* START INFORMATION GIVEN *
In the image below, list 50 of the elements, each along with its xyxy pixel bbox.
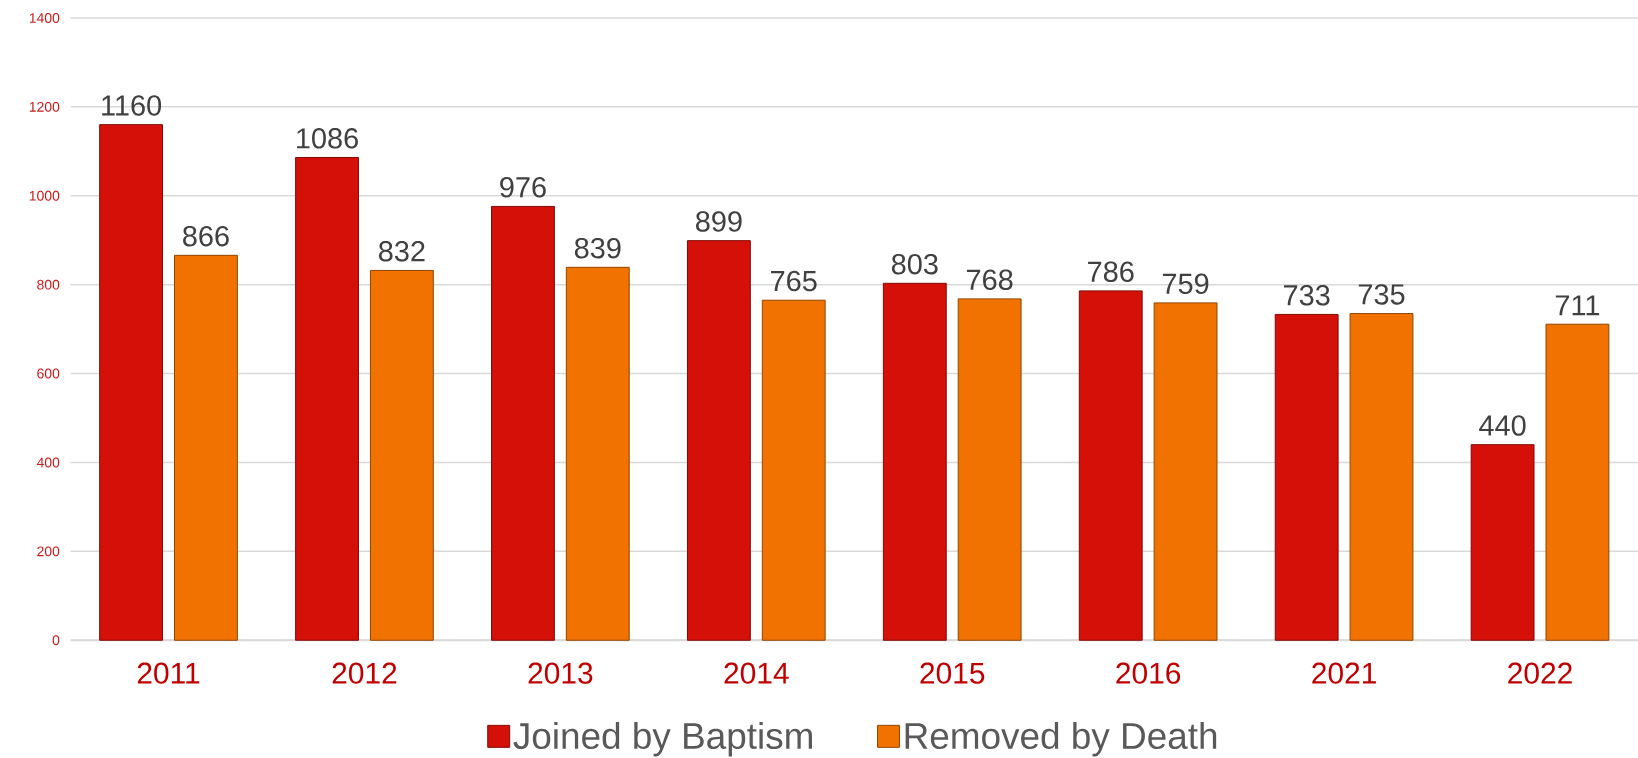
x-tick-label: 2022 [1508,662,1572,684]
bar [1470,444,1535,641]
bar [491,205,555,641]
bar [174,254,238,641]
legend-label: Joined by Baptism [513,721,812,757]
y-tick-label: 600 [37,368,60,379]
y-tick-label: 1200 [29,101,60,112]
data-label: 759 [1162,273,1209,294]
bar [1349,312,1414,641]
x-tick-label: 2016 [1116,662,1181,684]
bar [686,240,751,641]
bar [882,282,947,641]
bar [99,123,164,641]
data-label: 866 [183,225,229,247]
bar [565,266,630,641]
data-label: 733 [1284,284,1330,306]
legend-label: Removed by Death [905,721,1217,757]
x-tick-label: 2014 [724,662,789,684]
y-tick-label: 1000 [29,190,60,201]
x-tick-label: 2013 [528,662,593,684]
data-label: 786 [1088,261,1134,282]
y-tick-label: 400 [36,457,60,468]
x-tick-label: 2011 [137,662,200,684]
y-tick-label: 1400 [29,12,60,23]
data-label: 832 [378,240,425,262]
bar [1274,313,1339,641]
data-label: 735 [1358,284,1405,305]
data-label: 899 [696,211,742,232]
bar [295,156,359,641]
data-label: 768 [966,269,1013,290]
data-label: 976 [500,176,546,198]
bar [1078,290,1143,641]
y-tick-label: 800 [37,279,60,290]
data-label: 1086 [297,127,358,149]
bar [1545,323,1610,641]
data-label: 440 [1479,415,1526,436]
bar [761,299,826,641]
y-tick-label: 0 [52,635,60,646]
data-label: 1160 [102,95,162,116]
x-tick-label: 2015 [920,662,985,684]
bar [369,269,434,641]
x-tick-label: 2021 [1312,662,1376,684]
y-tick-label: 200 [37,546,60,557]
bar [957,298,1022,641]
data-label: 839 [574,237,621,259]
bar [1153,302,1218,641]
data-label: 803 [891,253,938,275]
x-tick-label: 2012 [332,662,397,684]
data-label: 765 [771,270,817,292]
data-label: 711 [1555,295,1600,316]
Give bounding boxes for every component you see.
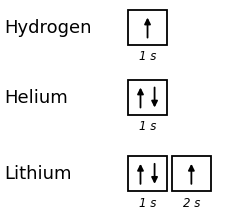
Text: 2 s: 2 s bbox=[183, 197, 200, 210]
Bar bbox=[128, 156, 167, 191]
Text: Helium: Helium bbox=[5, 89, 68, 106]
Text: Hydrogen: Hydrogen bbox=[5, 19, 92, 36]
Bar bbox=[172, 156, 211, 191]
Bar bbox=[128, 80, 167, 115]
Text: 1 s: 1 s bbox=[139, 50, 156, 63]
Text: Lithium: Lithium bbox=[5, 165, 72, 183]
Bar bbox=[128, 10, 167, 45]
Text: 1 s: 1 s bbox=[139, 197, 156, 210]
Text: 1 s: 1 s bbox=[139, 120, 156, 133]
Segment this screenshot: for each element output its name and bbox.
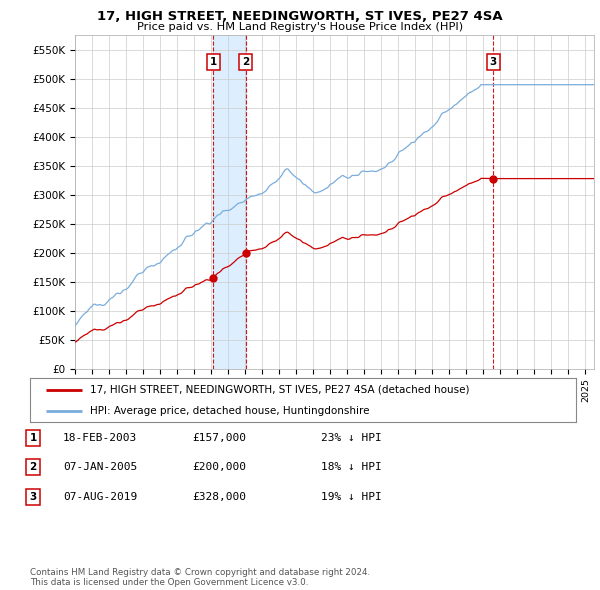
Text: £200,000: £200,000 <box>192 463 246 472</box>
Text: 19% ↓ HPI: 19% ↓ HPI <box>321 492 382 502</box>
Text: 18% ↓ HPI: 18% ↓ HPI <box>321 463 382 472</box>
Bar <box>213 35 245 369</box>
Text: 07-AUG-2019: 07-AUG-2019 <box>63 492 137 502</box>
Text: £157,000: £157,000 <box>192 433 246 442</box>
Text: 07-JAN-2005: 07-JAN-2005 <box>63 463 137 472</box>
Text: 1: 1 <box>209 57 217 67</box>
Text: HPI: Average price, detached house, Huntingdonshire: HPI: Average price, detached house, Hunt… <box>90 406 370 416</box>
Text: £328,000: £328,000 <box>192 492 246 502</box>
Text: 17, HIGH STREET, NEEDINGWORTH, ST IVES, PE27 4SA (detached house): 17, HIGH STREET, NEEDINGWORTH, ST IVES, … <box>90 385 470 395</box>
Text: 18-FEB-2003: 18-FEB-2003 <box>63 433 137 442</box>
Text: 3: 3 <box>490 57 497 67</box>
Text: 3: 3 <box>29 492 37 502</box>
Text: 1: 1 <box>29 433 37 442</box>
Text: 2: 2 <box>242 57 249 67</box>
Text: Price paid vs. HM Land Registry's House Price Index (HPI): Price paid vs. HM Land Registry's House … <box>137 22 463 32</box>
Text: 2: 2 <box>29 463 37 472</box>
Text: 23% ↓ HPI: 23% ↓ HPI <box>321 433 382 442</box>
Text: Contains HM Land Registry data © Crown copyright and database right 2024.
This d: Contains HM Land Registry data © Crown c… <box>30 568 370 587</box>
Text: 17, HIGH STREET, NEEDINGWORTH, ST IVES, PE27 4SA: 17, HIGH STREET, NEEDINGWORTH, ST IVES, … <box>97 10 503 23</box>
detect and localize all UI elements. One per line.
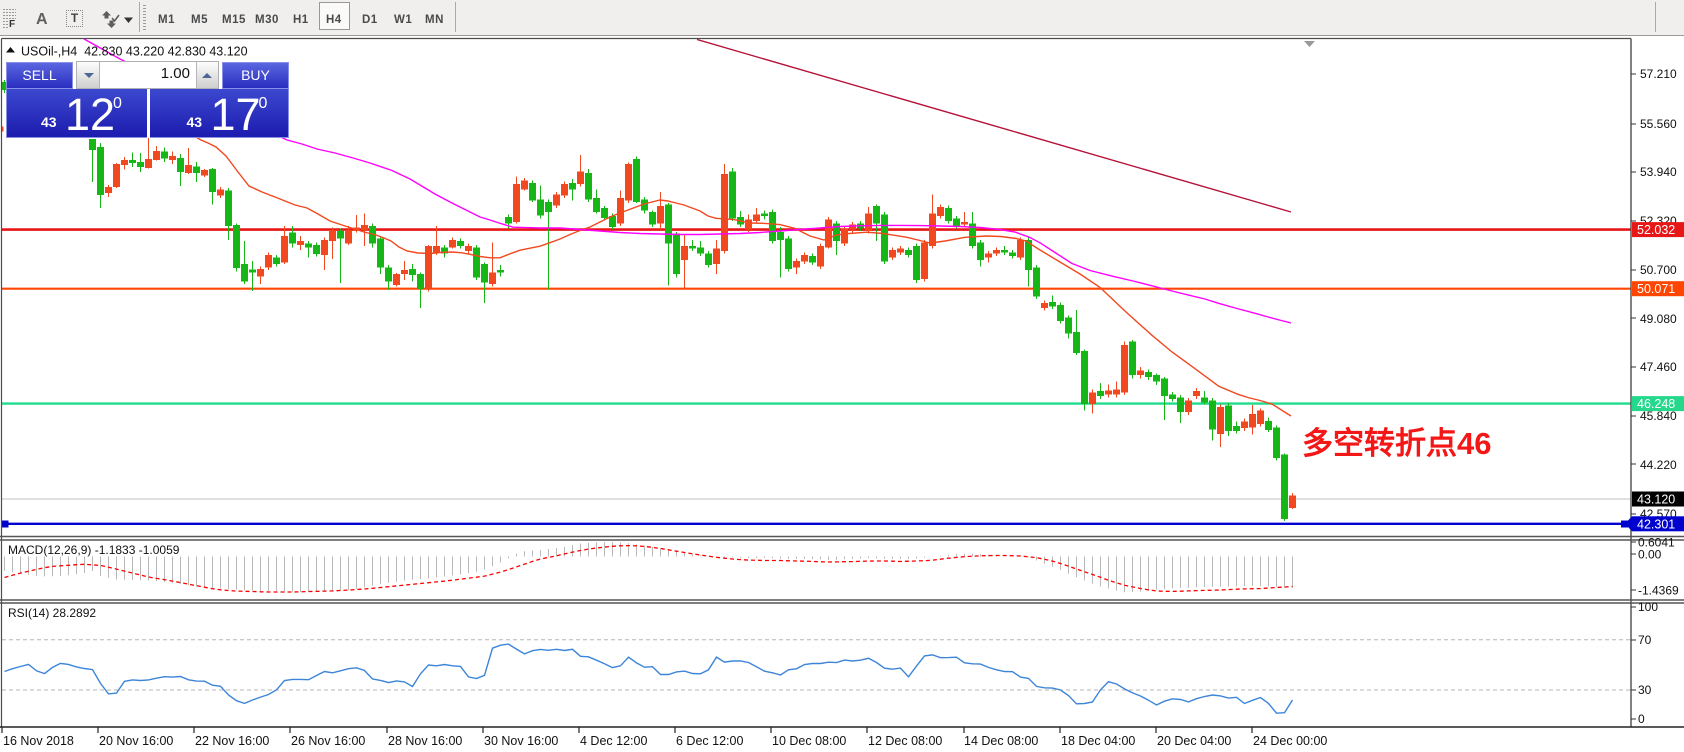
* END INFORMATION GIVEN *
» **EXERCISE**
Could you retype the rows above, starting with the line containing "x-tick-label: 2022 [1508,662,1572,684]" and ending with the line containing "bar [1078,290,1143,641]", with both of those lines included?

» **THE RESULT**
x-tick-label: 2022 [1508,662,1572,684]
bar [1470,444,1535,641]
bar [491,205,555,641]
bar [174,254,238,641]
legend-label: Joined by Baptism [513,721,812,757]
y-tick-label: 600 [37,368,60,379]
y-tick-label: 1200 [29,101,60,112]
data-label: 759 [1162,273,1209,294]
bar [1349,312,1414,641]
x-tick-label: 2016 [1116,662,1181,684]
bar [686,240,751,641]
bar [882,282,947,641]
bar [99,123,164,641]
data-label: 866 [183,225,229,247]
bar [565,266,630,641]
data-label: 733 [1284,284,1330,306]
legend-label: Removed by Death [905,721,1217,757]
x-tick-label: 2014 [724,662,789,684]
y-tick-label: 1000 [29,190,60,201]
x-tick-label: 2013 [528,662,593,684]
data-label: 786 [1088,261,1134,282]
y-tick-label: 400 [36,457,60,468]
x-tick-label: 2011 [137,662,200,684]
y-tick-label: 1400 [29,12,60,23]
data-label: 832 [378,240,425,262]
bar [1274,313,1339,641]
data-label: 735 [1358,284,1405,305]
data-label: 899 [696,211,742,232]
bar [295,156,359,641]
data-label: 768 [966,269,1013,290]
data-label: 976 [500,176,546,198]
bar [1078,290,1143,641]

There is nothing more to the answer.